Start of GIVEN RECORDS
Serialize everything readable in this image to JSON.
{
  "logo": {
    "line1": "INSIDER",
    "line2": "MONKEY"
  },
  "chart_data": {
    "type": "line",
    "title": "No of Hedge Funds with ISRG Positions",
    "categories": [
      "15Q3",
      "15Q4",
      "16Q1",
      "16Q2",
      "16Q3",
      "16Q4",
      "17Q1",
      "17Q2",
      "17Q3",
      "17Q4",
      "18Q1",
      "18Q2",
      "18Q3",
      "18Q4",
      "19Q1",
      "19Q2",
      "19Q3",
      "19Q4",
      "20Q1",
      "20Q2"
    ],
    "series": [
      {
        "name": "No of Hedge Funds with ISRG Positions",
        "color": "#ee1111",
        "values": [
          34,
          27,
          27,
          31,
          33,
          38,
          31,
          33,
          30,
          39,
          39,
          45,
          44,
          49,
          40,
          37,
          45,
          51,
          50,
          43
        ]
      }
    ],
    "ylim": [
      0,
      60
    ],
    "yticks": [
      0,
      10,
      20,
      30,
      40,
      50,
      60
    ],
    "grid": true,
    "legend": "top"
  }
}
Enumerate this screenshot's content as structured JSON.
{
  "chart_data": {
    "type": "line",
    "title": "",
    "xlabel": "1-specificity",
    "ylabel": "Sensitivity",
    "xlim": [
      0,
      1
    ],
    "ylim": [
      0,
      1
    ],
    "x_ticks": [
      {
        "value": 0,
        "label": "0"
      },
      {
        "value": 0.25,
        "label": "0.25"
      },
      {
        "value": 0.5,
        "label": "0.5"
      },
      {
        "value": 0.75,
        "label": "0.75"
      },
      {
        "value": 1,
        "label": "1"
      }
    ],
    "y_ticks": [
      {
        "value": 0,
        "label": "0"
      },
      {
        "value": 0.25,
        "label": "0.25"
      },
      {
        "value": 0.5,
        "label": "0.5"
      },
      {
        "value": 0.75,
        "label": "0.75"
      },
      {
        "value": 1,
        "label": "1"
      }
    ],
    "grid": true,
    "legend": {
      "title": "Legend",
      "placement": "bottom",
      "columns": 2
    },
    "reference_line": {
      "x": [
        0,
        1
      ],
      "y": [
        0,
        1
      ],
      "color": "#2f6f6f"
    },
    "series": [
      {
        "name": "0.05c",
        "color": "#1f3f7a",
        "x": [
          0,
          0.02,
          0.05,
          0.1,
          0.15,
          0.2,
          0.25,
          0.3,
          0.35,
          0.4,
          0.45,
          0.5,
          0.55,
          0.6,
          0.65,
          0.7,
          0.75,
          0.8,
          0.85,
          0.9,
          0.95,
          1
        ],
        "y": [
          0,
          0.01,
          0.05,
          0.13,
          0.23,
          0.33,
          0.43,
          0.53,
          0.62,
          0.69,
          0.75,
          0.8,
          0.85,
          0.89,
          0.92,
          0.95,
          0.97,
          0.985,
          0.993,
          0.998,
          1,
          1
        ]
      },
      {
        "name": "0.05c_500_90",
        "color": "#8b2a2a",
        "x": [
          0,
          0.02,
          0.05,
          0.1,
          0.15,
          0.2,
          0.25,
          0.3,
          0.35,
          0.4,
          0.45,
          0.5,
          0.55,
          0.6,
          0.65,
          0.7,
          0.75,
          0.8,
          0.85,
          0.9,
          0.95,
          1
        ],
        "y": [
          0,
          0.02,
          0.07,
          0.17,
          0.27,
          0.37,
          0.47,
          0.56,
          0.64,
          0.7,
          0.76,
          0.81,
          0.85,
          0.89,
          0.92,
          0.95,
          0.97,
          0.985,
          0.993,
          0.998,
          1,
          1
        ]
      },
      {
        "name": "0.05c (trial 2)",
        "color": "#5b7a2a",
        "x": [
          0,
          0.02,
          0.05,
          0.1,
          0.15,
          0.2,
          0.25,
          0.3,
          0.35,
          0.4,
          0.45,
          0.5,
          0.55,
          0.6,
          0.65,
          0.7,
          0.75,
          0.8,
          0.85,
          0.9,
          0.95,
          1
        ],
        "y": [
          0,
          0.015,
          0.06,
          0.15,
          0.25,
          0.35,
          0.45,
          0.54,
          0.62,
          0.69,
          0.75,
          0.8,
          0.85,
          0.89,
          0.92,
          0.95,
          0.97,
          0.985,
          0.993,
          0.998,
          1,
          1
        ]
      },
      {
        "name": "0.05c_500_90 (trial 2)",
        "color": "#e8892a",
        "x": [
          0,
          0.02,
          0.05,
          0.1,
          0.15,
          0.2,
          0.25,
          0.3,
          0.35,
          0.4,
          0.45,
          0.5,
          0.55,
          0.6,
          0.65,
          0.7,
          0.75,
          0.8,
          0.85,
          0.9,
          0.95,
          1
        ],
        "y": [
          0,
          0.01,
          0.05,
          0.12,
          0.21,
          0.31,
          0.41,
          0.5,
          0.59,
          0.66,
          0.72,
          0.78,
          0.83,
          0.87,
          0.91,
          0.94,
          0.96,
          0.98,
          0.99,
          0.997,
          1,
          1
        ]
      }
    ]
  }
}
End of GIVEN RECORDS
Reproduce all the records precisely.

▶ **WRITTEN ANSWER**
Serialize everything readable in this image to JSON.
{
  "logo": {
    "line1": "INSIDER",
    "line2": "MONKEY"
  },
  "chart_data": {
    "type": "line",
    "title": "No of Hedge Funds with ISRG Positions",
    "categories": [
      "15Q3",
      "15Q4",
      "16Q1",
      "16Q2",
      "16Q3",
      "16Q4",
      "17Q1",
      "17Q2",
      "17Q3",
      "17Q4",
      "18Q1",
      "18Q2",
      "18Q3",
      "18Q4",
      "19Q1",
      "19Q2",
      "19Q3",
      "19Q4",
      "20Q1",
      "20Q2"
    ],
    "series": [
      {
        "name": "No of Hedge Funds with ISRG Positions",
        "color": "#ee1111",
        "values": [
          34,
          27,
          27,
          31,
          33,
          38,
          31,
          33,
          30,
          39,
          39,
          45,
          44,
          49,
          40,
          37,
          45,
          51,
          50,
          43
        ]
      }
    ],
    "ylim": [
      0,
      60
    ],
    "yticks": [
      0,
      10,
      20,
      30,
      40,
      50,
      60
    ],
    "grid": true,
    "legend": "top"
  }
}
Enumerate this screenshot's content as structured JSON.
{
  "chart_data": {
    "type": "line",
    "title": "",
    "xlabel": "1-specificity",
    "ylabel": "Sensitivity",
    "xlim": [
      0,
      1
    ],
    "ylim": [
      0,
      1
    ],
    "x_ticks": [
      {
        "value": 0,
        "label": "0"
      },
      {
        "value": 0.25,
        "label": "0.25"
      },
      {
        "value": 0.5,
        "label": "0.5"
      },
      {
        "value": 0.75,
        "label": "0.75"
      },
      {
        "value": 1,
        "label": "1"
      }
    ],
    "y_ticks": [
      {
        "value": 0,
        "label": "0"
      },
      {
        "value": 0.25,
        "label": "0.25"
      },
      {
        "value": 0.5,
        "label": "0.5"
      },
      {
        "value": 0.75,
        "label": "0.75"
      },
      {
        "value": 1,
        "label": "1"
      }
    ],
    "grid": true,
    "legend": {
      "title": "Legend",
      "placement": "bottom",
      "columns": 2
    },
    "reference_line": {
      "x": [
        0,
        1
      ],
      "y": [
        0,
        1
      ],
      "color": "#2f6f6f"
    },
    "series": [
      {
        "name": "0.05c",
        "color": "#1f3f7a",
        "x": [
          0,
          0.02,
          0.05,
          0.1,
          0.15,
          0.2,
          0.25,
          0.3,
          0.35,
          0.4,
          0.45,
          0.5,
          0.55,
          0.6,
          0.65,
          0.7,
          0.75,
          0.8,
          0.85,
          0.9,
          0.95,
          1
        ],
        "y": [
          0,
          0.01,
          0.05,
          0.13,
          0.23,
          0.33,
          0.43,
          0.53,
          0.62,
          0.69,
          0.75,
          0.8,
          0.85,
          0.89,
          0.92,
          0.95,
          0.97,
          0.985,
          0.993,
          0.998,
          1,
          1
        ]
      },
      {
        "name": "0.05c_500_90",
        "color": "#8b2a2a",
        "x": [
          0,
          0.02,
          0.05,
          0.1,
          0.15,
          0.2,
          0.25,
          0.3,
          0.35,
          0.4,
          0.45,
          0.5,
          0.55,
          0.6,
          0.65,
          0.7,
          0.75,
          0.8,
          0.85,
          0.9,
          0.95,
          1
        ],
        "y": [
          0,
          0.02,
          0.07,
          0.17,
          0.27,
          0.37,
          0.47,
          0.56,
          0.64,
          0.7,
          0.76,
          0.81,
          0.85,
          0.89,
          0.92,
          0.95,
          0.97,
          0.985,
          0.993,
          0.998,
          1,
          1
        ]
      },
      {
        "name": "0.05c (trial 2)",
        "color": "#5b7a2a",
        "x": [
          0,
          0.02,
          0.05,
          0.1,
          0.15,
          0.2,
          0.25,
          0.3,
          0.35,
          0.4,
          0.45,
          0.5,
          0.55,
          0.6,
          0.65,
          0.7,
          0.75,
          0.8,
          0.85,
          0.9,
          0.95,
          1
        ],
        "y": [
          0,
          0.015,
          0.06,
          0.15,
          0.25,
          0.35,
          0.45,
          0.54,
          0.62,
          0.69,
          0.75,
          0.8,
          0.85,
          0.89,
          0.92,
          0.95,
          0.97,
          0.985,
          0.993,
          0.998,
          1,
          1
        ]
      },
      {
        "name": "0.05c_500_90 (trial 2)",
        "color": "#e8892a",
        "x": [
          0,
          0.02,
          0.05,
          0.1,
          0.15,
          0.2,
          0.25,
          0.3,
          0.35,
          0.4,
          0.45,
          0.5,
          0.55,
          0.6,
          0.65,
          0.7,
          0.75,
          0.8,
          0.85,
          0.9,
          0.95,
          1
        ],
        "y": [
          0,
          0.01,
          0.05,
          0.12,
          0.21,
          0.31,
          0.41,
          0.5,
          0.59,
          0.66,
          0.72,
          0.78,
          0.83,
          0.87,
          0.91,
          0.94,
          0.96,
          0.98,
          0.99,
          0.997,
          1,
          1
        ]
      }
    ]
  }
}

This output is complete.